Restate the data exactly as given and keep the pictures out.

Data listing
● ● ● ●
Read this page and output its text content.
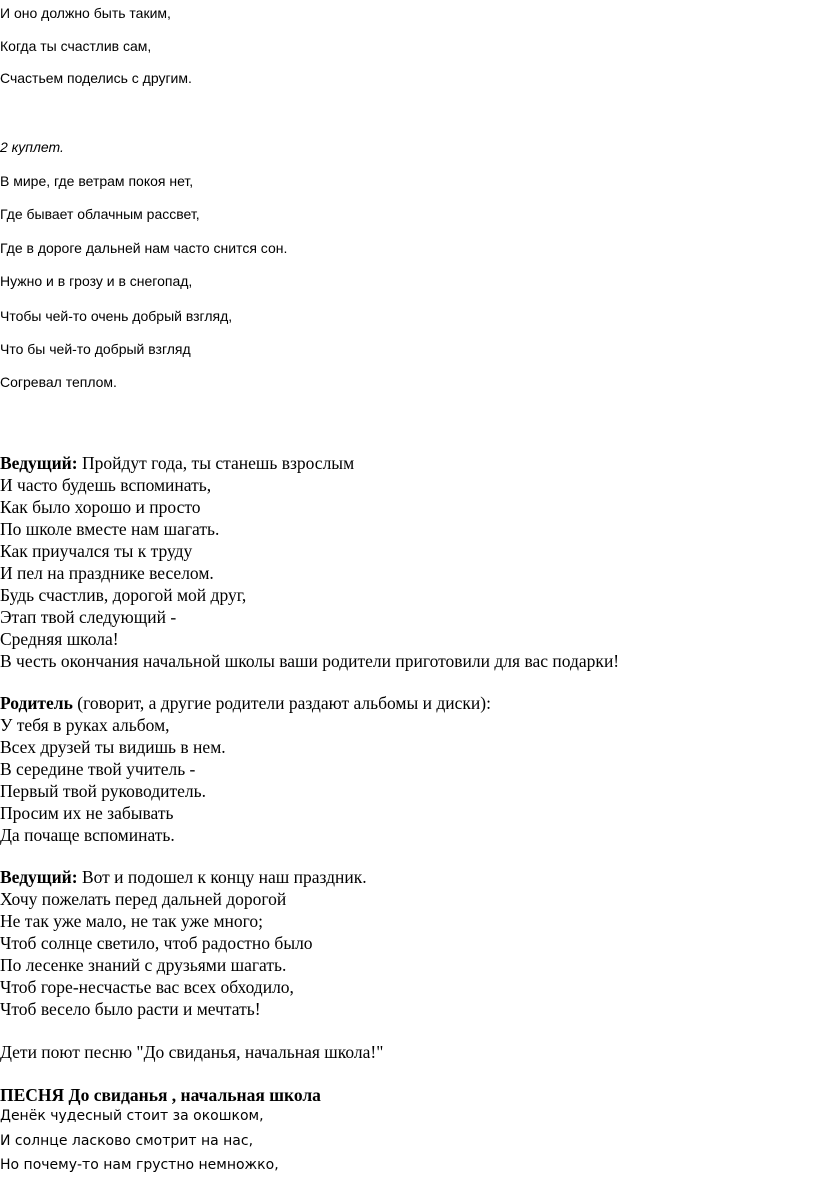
И оно должно быть таким,
Когда ты счастлив сам,
Счастьем поделись с другим.
2 куплет.
В мире, где ветрам покоя нет,
Где бывает облачным рассвет,
Где в дороге дальней нам часто снится сон.
Нужно и в грозу и в снегопад,
Чтобы чей-то очень добрый взгляд,
Что бы чей-то добрый взгляд
Согревал теплом.
Ведущий: Пройдут года, ты станешь взрослым
И часто будешь вспоминать,
Как было хорошо и просто
По школе вместе нам шагать.
Как приучался ты к труду
И пел на празднике веселом.
Будь счастлив, дорогой мой друг,
Этап твой следующий -
Средняя школа!
В честь окончания начальной школы ваши родители приготовили для вас подарки!
Родитель (говорит, а другие родители раздают альбомы и диски):
У тебя в руках альбом,
Всех друзей ты видишь в нем.
В середине твой учитель -
Первый твой руководитель.
Просим их не забывать
Да почаще вспоминать.
Ведущий: Вот и подошел к концу наш праздник.
Хочу пожелать перед дальней дорогой
Не так уже мало, не так уже много;
Чтоб солнце светило, чтоб радостно было
По лесенке знаний с друзьями шагать.
Чтоб горе-несчастье вас всех обходило,
Чтоб весело было расти и мечтать!
Дети поют песню "До свиданья, начальная школа!"
ПЕСНЯ До свиданья , начальная школа
Денёк чудесный стоит за окошком,
И солнце ласково смотрит на нас,
Но почему-то нам грустно немножко,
● ● ● ●
▶ [COMPLETE OUTPUT]:
Read this page and output its text content.
И оно должно быть таким,
Когда ты счастлив сам,
Счастьем поделись с другим.
2 куплет.
В мире, где ветрам покоя нет,
Где бывает облачным рассвет,
Где в дороге дальней нам часто снится сон.
Нужно и в грозу и в снегопад,
Чтобы чей-то очень добрый взгляд,
Что бы чей-то добрый взгляд
Согревал теплом.
Ведущий: Пройдут года, ты станешь взрослым
И часто будешь вспоминать,
Как было хорошо и просто
По школе вместе нам шагать.
Как приучался ты к труду
И пел на празднике веселом.
Будь счастлив, дорогой мой друг,
Этап твой следующий -
Средняя школа!
В честь окончания начальной школы ваши родители приготовили для вас подарки!
Родитель (говорит, а другие родители раздают альбомы и диски):
У тебя в руках альбом,
Всех друзей ты видишь в нем.
В середине твой учитель -
Первый твой руководитель.
Просим их не забывать
Да почаще вспоминать.
Ведущий: Вот и подошел к концу наш праздник.
Хочу пожелать перед дальней дорогой
Не так уже мало, не так уже много;
Чтоб солнце светило, чтоб радостно было
По лесенке знаний с друзьями шагать.
Чтоб горе-несчастье вас всех обходило,
Чтоб весело было расти и мечтать!
Дети поют песню "До свиданья, начальная школа!"
ПЕСНЯ До свиданья , начальная школа
Денёк чудесный стоит за окошком,
И солнце ласково смотрит на нас,
Но почему-то нам грустно немножко,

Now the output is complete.